Return each line of the data below exactly, omitting any pictures.

----------------------------------------

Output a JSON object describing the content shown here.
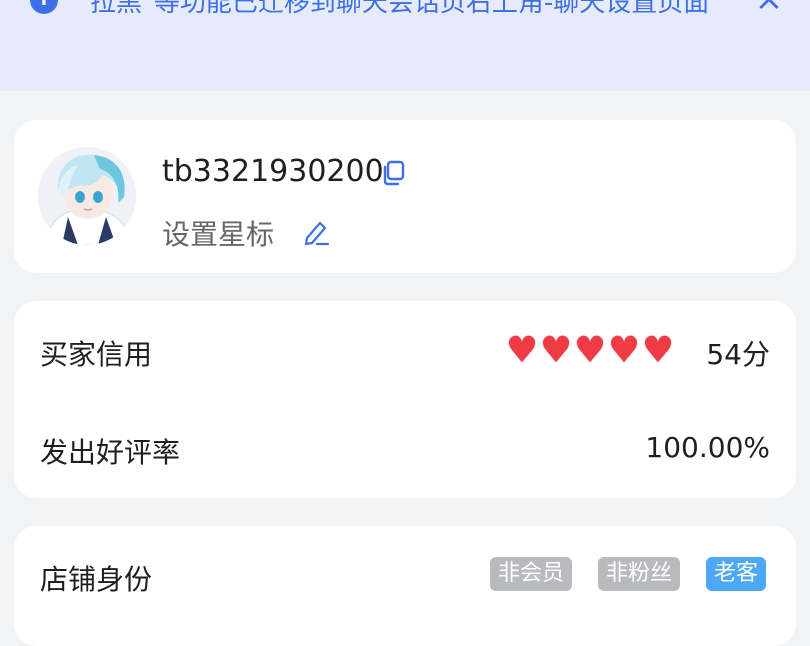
{
  "notice": {
    "text": "\"拉黑\"等功能已迁移到聊天会话页右上角-聊天设置页面",
    "info_icon": "info-icon",
    "close_icon": "close-icon",
    "accent_color": "#3f6fe6"
  },
  "profile": {
    "username": "tb3321930200",
    "star_label": "设置星标",
    "copy_icon": "copy-icon",
    "edit_icon": "pencil-icon"
  },
  "credit": {
    "buyer_credit_label": "买家信用",
    "hearts_count": 5,
    "heart_color": "#f03b45",
    "score": "54分",
    "positive_rate_label": "发出好评率",
    "positive_rate_value": "100.00%"
  },
  "shop": {
    "identity_label": "店铺身份",
    "tags": [
      {
        "label": "非会员",
        "color": "#b9babe"
      },
      {
        "label": "非粉丝",
        "color": "#b9babe"
      },
      {
        "label": "老客",
        "color": "#4da8f5"
      }
    ]
  }
}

----------------------------------------

### Reply to the exercise
Output a JSON object describing the content shown here.
{
  "notice": {
    "text": "\"拉黑\"等功能已迁移到聊天会话页右上角-聊天设置页面",
    "info_icon": "info-icon",
    "close_icon": "close-icon",
    "accent_color": "#3f6fe6"
  },
  "profile": {
    "username": "tb3321930200",
    "star_label": "设置星标",
    "copy_icon": "copy-icon",
    "edit_icon": "pencil-icon"
  },
  "credit": {
    "buyer_credit_label": "买家信用",
    "hearts_count": 5,
    "heart_color": "#f03b45",
    "score": "54分",
    "positive_rate_label": "发出好评率",
    "positive_rate_value": "100.00%"
  },
  "shop": {
    "identity_label": "店铺身份",
    "tags": [
      {
        "label": "非会员",
        "color": "#b9babe"
      },
      {
        "label": "非粉丝",
        "color": "#b9babe"
      },
      {
        "label": "老客",
        "color": "#4da8f5"
      }
    ]
  }
}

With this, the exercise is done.